#### Task goal
Keep the pictures out of the copy and print all the entries below exactly.

#### Information shown

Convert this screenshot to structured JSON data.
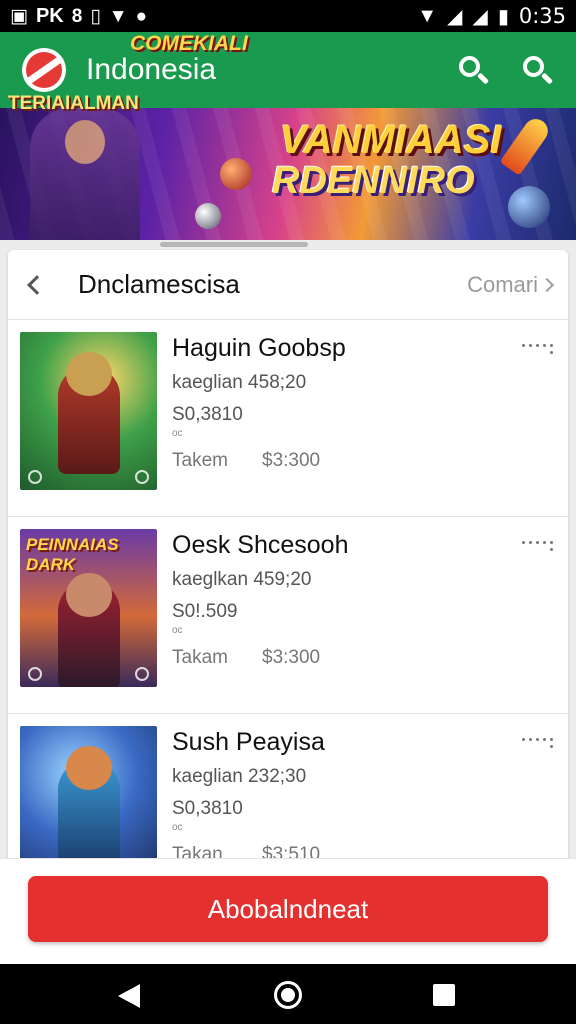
{
  "status_bar": {
    "left_text": "PK",
    "time": "0:35",
    "icons": [
      "notification-icon",
      "wifi-icon",
      "signal-icon",
      "battery-icon"
    ]
  },
  "app_bar": {
    "title": "Indonesia",
    "icons": [
      "search-icon",
      "search-icon"
    ],
    "color": "#1a9a4e"
  },
  "banner": {
    "text_small": "COMEKIALI",
    "text_left": "TERIAIALMAN",
    "title_line1": "VANMIAASI",
    "title_line2": "RDENNIRO"
  },
  "list_card": {
    "title": "Dnclamescisa",
    "link": "Comari",
    "items": [
      {
        "thumb_title": "",
        "name": "Haguin Goobsp",
        "meta": "kaeglian  458;20",
        "price": "S0,3810",
        "tiny": "oc",
        "taken_label": "Takem",
        "total": "$3:300"
      },
      {
        "thumb_title": "PEINNAIAS DARK",
        "name": "Oesk Shcesooh",
        "meta": "kaeglkan  459;20",
        "price": "S0!.509",
        "tiny": "oc",
        "taken_label": "Takam",
        "total": "$3:300"
      },
      {
        "thumb_title": "",
        "name": "Sush Peayisa",
        "meta": "kaeglian  232;30",
        "price": "S0,3810",
        "tiny": "oc",
        "taken_label": "Takan",
        "total": "$3:510"
      }
    ]
  },
  "cta": {
    "label": "Abobalndneat",
    "color": "#e53030"
  },
  "nav_bar": {
    "icons": [
      "back-icon",
      "home-icon",
      "recents-icon"
    ]
  }
}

#### Solution to this problem
Convert this screenshot to structured JSON data.
{
  "status_bar": {
    "left_text": "PK",
    "time": "0:35",
    "icons": [
      "notification-icon",
      "wifi-icon",
      "signal-icon",
      "battery-icon"
    ]
  },
  "app_bar": {
    "title": "Indonesia",
    "icons": [
      "search-icon",
      "search-icon"
    ],
    "color": "#1a9a4e"
  },
  "banner": {
    "text_small": "COMEKIALI",
    "text_left": "TERIAIALMAN",
    "title_line1": "VANMIAASI",
    "title_line2": "RDENNIRO"
  },
  "list_card": {
    "title": "Dnclamescisa",
    "link": "Comari",
    "items": [
      {
        "thumb_title": "",
        "name": "Haguin Goobsp",
        "meta": "kaeglian  458;20",
        "price": "S0,3810",
        "tiny": "oc",
        "taken_label": "Takem",
        "total": "$3:300"
      },
      {
        "thumb_title": "PEINNAIAS DARK",
        "name": "Oesk Shcesooh",
        "meta": "kaeglkan  459;20",
        "price": "S0!.509",
        "tiny": "oc",
        "taken_label": "Takam",
        "total": "$3:300"
      },
      {
        "thumb_title": "",
        "name": "Sush Peayisa",
        "meta": "kaeglian  232;30",
        "price": "S0,3810",
        "tiny": "oc",
        "taken_label": "Takan",
        "total": "$3:510"
      }
    ]
  },
  "cta": {
    "label": "Abobalndneat",
    "color": "#e53030"
  },
  "nav_bar": {
    "icons": [
      "back-icon",
      "home-icon",
      "recents-icon"
    ]
  }
}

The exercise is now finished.